[Entries provided start]
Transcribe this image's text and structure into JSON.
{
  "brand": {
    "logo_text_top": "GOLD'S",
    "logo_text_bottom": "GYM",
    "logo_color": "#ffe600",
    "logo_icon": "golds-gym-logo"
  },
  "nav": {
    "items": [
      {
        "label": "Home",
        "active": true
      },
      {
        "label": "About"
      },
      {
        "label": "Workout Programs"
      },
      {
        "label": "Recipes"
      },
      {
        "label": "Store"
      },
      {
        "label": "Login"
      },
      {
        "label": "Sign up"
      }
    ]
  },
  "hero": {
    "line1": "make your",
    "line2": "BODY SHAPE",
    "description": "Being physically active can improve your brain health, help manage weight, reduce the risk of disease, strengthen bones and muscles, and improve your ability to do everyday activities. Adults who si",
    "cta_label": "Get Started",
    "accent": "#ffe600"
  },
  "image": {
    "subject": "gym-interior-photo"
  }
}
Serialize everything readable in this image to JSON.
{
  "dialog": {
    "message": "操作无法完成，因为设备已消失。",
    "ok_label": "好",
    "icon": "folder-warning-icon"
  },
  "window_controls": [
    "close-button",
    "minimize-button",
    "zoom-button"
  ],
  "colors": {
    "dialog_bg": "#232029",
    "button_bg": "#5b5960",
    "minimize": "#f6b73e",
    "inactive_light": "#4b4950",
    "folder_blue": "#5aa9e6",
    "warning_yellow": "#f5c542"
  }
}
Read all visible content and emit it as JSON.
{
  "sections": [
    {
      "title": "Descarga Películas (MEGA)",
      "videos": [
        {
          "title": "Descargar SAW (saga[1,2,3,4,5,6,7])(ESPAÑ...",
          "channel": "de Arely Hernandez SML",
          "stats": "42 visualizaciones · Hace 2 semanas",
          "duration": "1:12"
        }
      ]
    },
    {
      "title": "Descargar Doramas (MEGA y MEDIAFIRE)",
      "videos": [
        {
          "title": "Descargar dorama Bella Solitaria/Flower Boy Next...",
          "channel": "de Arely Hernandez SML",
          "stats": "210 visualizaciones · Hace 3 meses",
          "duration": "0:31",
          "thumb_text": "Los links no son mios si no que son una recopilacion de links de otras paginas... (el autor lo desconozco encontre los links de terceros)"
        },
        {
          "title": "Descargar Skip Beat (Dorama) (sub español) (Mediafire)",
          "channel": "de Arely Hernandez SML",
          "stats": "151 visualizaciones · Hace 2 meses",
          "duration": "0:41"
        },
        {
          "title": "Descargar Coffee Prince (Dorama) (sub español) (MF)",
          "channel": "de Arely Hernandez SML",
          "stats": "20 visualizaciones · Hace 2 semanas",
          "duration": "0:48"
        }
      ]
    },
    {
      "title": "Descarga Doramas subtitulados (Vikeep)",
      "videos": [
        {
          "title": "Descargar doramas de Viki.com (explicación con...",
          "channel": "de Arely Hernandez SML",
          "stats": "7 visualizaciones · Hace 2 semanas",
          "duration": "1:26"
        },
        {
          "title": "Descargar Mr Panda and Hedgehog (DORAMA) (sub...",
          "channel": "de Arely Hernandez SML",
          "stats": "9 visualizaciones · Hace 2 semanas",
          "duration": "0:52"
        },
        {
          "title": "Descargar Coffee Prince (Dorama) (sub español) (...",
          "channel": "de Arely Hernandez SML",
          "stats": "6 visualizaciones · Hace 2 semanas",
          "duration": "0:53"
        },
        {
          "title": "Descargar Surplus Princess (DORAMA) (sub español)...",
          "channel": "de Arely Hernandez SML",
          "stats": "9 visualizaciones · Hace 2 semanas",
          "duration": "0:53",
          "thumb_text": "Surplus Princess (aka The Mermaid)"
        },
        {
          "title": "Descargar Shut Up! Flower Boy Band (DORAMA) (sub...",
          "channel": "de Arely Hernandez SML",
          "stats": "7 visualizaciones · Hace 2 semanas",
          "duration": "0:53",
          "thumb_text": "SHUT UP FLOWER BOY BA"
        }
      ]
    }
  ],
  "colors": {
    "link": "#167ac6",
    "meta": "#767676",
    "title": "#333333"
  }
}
[Entries provided end]
Stated exercise: Pull out all lines in the data above that include "Hace".

Reply to the exercise:
          "stats": "42 visualizaciones · Hace 2 semanas",
          "stats": "210 visualizaciones · Hace 3 meses",
          "stats": "151 visualizaciones · Hace 2 meses",
          "stats": "20 visualizaciones · Hace 2 semanas",
          "stats": "7 visualizaciones · Hace 2 semanas",
          "stats": "9 visualizaciones · Hace 2 semanas",
          "stats": "6 visualizaciones · Hace 2 semanas",
          "stats": "9 visualizaciones · Hace 2 semanas",
          "stats": "7 visualizaciones · Hace 2 semanas",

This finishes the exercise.